Given problem:
Every line of the listing must be reproduced as it stands. Leave the images behind.

--- --- ---

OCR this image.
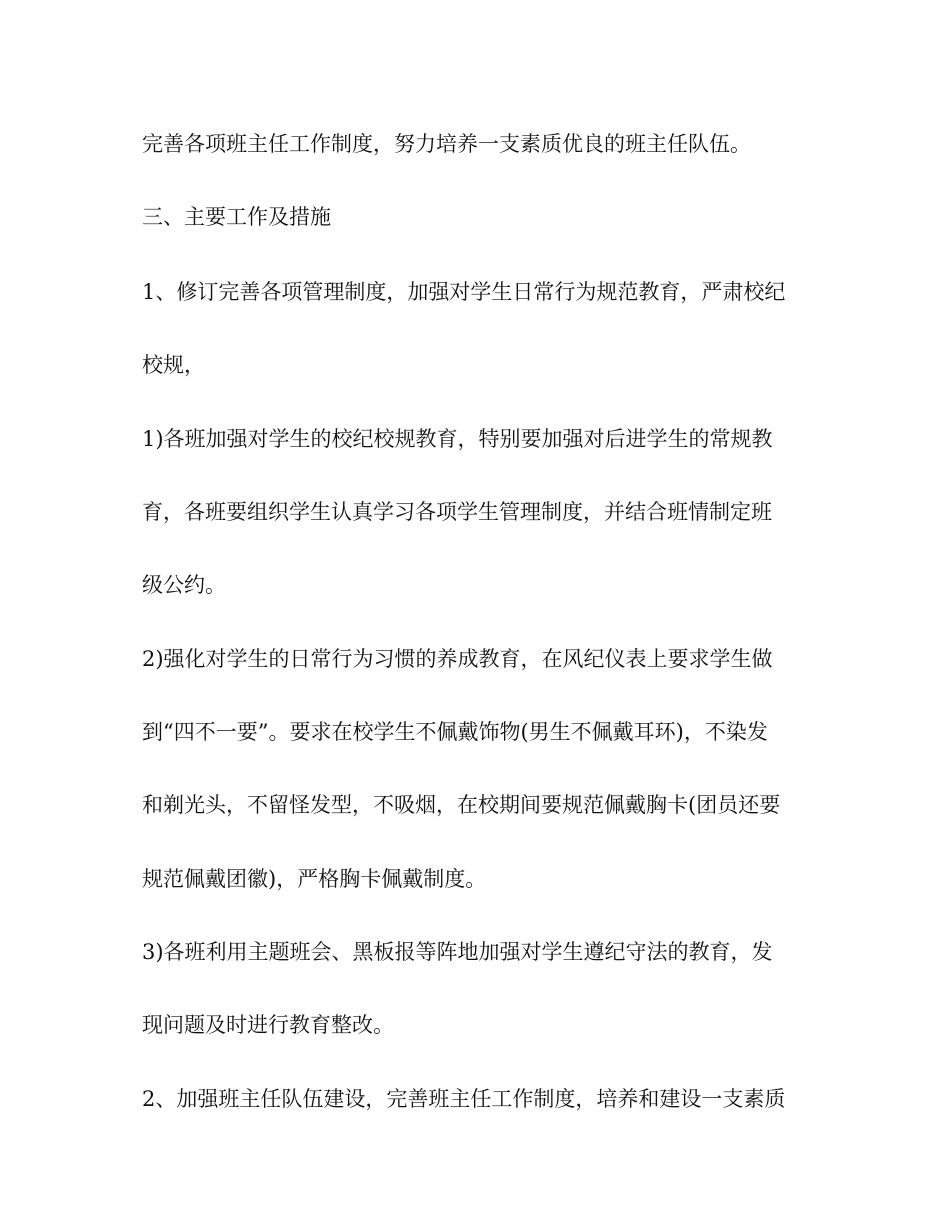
完善各项班主任工作制度，努力培养一支素质优良的班主任队伍。

三、主要工作及措施

1、修订完善各项管理制度，加强对学生日常行为规范教育，严肃校纪

校规，

1)各班加强对学生的校纪校规教育，特别要加强对后进学生的常规教

育，各班要组织学生认真学习各项学生管理制度，并结合班情制定班

级公约。

2)强化对学生的日常行为习惯的养成教育，在风纪仪表上要求学生做

到“四不一要”。要求在校学生不佩戴饰物(男生不佩戴耳环)，不染发

和剃光头，不留怪发型，不吸烟，在校期间要规范佩戴胸卡(团员还要

规范佩戴团徽)，严格胸卡佩戴制度。

3)各班利用主题班会、黑板报等阵地加强对学生遵纪守法的教育，发

现问题及时进行教育整改。

2、加强班主任队伍建设，完善班主任工作制度，培养和建设一支素质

--- --- ---

Solution to the problem:
OCR this image.
完善各项班主任工作制度，努力培养一支素质优良的班主任队伍。

三、主要工作及措施

1、修订完善各项管理制度，加强对学生日常行为规范教育，严肃校纪

校规，

1)各班加强对学生的校纪校规教育，特别要加强对后进学生的常规教

育，各班要组织学生认真学习各项学生管理制度，并结合班情制定班

级公约。

2)强化对学生的日常行为习惯的养成教育，在风纪仪表上要求学生做

到“四不一要”。要求在校学生不佩戴饰物(男生不佩戴耳环)，不染发

和剃光头，不留怪发型，不吸烟，在校期间要规范佩戴胸卡(团员还要

规范佩戴团徽)，严格胸卡佩戴制度。

3)各班利用主题班会、黑板报等阵地加强对学生遵纪守法的教育，发

现问题及时进行教育整改。

2、加强班主任队伍建设，完善班主任工作制度，培养和建设一支素质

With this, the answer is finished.